__OBJECTIVE__: Answer with one number: the count of lines in this material that hold the word "removed".

__INPUT__:

......

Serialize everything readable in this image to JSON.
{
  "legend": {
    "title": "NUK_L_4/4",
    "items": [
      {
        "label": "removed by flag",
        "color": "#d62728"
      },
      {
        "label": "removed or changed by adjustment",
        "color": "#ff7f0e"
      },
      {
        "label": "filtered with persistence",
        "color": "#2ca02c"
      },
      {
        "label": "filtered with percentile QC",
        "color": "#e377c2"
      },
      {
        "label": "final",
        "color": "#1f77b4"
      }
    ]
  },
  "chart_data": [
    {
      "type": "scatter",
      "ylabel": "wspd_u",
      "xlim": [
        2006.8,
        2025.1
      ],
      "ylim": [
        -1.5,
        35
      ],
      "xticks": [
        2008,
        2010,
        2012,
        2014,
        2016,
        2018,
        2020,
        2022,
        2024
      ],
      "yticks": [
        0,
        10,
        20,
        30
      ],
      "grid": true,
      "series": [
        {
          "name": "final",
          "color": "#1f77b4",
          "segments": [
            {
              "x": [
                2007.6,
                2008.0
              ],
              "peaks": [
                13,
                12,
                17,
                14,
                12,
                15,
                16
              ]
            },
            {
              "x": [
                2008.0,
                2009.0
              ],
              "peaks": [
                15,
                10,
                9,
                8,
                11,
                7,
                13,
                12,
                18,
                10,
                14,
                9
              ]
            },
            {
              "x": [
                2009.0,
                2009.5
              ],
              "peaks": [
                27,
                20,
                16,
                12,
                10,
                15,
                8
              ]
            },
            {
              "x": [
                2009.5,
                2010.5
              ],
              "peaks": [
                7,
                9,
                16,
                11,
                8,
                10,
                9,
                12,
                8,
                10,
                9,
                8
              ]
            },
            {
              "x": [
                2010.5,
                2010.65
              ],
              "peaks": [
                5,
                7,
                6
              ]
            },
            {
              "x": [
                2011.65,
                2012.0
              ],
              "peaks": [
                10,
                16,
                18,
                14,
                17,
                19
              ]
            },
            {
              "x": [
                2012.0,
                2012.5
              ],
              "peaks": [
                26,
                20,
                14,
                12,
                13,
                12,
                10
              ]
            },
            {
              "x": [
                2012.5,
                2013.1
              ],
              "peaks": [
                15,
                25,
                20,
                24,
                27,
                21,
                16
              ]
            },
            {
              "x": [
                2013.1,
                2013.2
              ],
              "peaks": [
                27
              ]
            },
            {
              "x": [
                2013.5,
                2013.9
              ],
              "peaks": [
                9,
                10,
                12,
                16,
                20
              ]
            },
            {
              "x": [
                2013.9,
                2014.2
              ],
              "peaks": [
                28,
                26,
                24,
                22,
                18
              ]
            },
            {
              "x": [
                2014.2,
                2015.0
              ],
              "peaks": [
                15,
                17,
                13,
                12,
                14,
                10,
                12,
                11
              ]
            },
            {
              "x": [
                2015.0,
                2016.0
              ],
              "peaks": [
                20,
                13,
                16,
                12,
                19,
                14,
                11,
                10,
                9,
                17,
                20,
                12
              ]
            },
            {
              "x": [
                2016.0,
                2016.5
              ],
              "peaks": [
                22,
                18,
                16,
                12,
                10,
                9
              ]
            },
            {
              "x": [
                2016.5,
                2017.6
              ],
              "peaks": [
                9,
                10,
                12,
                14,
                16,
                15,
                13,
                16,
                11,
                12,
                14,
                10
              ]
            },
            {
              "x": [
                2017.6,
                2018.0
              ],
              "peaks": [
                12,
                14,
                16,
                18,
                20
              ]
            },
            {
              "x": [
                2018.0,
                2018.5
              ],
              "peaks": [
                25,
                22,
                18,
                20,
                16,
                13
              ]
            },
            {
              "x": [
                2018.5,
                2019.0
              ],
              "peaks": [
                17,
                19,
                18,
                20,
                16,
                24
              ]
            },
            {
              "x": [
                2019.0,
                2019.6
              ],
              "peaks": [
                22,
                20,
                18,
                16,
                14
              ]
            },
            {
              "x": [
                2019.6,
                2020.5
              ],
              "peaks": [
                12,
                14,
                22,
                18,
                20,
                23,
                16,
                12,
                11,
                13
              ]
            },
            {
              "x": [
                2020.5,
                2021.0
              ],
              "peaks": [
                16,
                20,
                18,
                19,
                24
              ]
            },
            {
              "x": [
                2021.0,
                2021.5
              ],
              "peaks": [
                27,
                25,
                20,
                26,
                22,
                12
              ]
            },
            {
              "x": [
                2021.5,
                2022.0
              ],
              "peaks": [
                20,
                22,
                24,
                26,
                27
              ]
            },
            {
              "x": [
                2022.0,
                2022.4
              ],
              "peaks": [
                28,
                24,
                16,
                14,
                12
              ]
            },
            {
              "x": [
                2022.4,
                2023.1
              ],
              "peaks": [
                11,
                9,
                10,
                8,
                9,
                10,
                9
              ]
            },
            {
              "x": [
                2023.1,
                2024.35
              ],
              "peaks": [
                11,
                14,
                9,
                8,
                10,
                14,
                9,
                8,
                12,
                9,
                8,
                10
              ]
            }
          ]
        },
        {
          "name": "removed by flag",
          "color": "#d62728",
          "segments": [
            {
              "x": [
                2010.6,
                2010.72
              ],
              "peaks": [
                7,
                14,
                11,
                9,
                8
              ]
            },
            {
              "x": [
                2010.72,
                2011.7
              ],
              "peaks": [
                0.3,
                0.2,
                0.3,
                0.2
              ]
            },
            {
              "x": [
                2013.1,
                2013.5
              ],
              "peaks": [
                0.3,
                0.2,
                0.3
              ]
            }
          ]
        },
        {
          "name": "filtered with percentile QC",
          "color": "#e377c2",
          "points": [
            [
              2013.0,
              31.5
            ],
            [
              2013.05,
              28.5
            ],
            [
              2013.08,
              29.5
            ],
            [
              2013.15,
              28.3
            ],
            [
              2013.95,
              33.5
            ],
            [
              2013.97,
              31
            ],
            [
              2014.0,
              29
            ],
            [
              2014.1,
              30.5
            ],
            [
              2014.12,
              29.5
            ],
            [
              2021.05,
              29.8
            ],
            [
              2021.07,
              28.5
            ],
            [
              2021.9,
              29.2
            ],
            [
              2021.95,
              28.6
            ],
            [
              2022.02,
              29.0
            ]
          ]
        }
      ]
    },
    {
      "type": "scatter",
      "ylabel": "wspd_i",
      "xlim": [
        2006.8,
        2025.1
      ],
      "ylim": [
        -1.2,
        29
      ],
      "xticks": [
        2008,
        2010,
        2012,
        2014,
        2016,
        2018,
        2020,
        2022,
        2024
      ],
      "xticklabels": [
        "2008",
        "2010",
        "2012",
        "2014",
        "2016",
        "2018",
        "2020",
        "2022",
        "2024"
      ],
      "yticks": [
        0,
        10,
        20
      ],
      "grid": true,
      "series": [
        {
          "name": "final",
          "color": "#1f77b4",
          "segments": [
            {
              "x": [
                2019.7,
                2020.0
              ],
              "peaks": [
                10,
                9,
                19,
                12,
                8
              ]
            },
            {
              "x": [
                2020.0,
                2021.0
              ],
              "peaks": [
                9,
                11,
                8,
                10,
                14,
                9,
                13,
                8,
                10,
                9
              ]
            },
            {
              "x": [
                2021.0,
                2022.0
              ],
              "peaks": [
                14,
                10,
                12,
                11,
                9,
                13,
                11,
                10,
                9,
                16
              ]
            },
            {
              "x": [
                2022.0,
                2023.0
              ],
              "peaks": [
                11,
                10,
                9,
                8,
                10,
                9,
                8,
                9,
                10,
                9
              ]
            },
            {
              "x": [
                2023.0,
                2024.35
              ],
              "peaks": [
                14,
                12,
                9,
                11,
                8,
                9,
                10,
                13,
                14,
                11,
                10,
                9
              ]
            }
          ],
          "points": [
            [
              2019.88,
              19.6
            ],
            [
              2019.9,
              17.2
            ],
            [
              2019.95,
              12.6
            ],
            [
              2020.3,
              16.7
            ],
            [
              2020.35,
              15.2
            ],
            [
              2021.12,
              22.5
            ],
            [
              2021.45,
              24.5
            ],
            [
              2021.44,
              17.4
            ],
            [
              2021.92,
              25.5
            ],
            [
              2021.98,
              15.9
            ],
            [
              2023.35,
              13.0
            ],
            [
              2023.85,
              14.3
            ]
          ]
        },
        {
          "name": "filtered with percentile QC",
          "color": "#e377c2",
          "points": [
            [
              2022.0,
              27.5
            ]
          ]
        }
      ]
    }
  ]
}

......

__CORRECT OUTPUT__: 3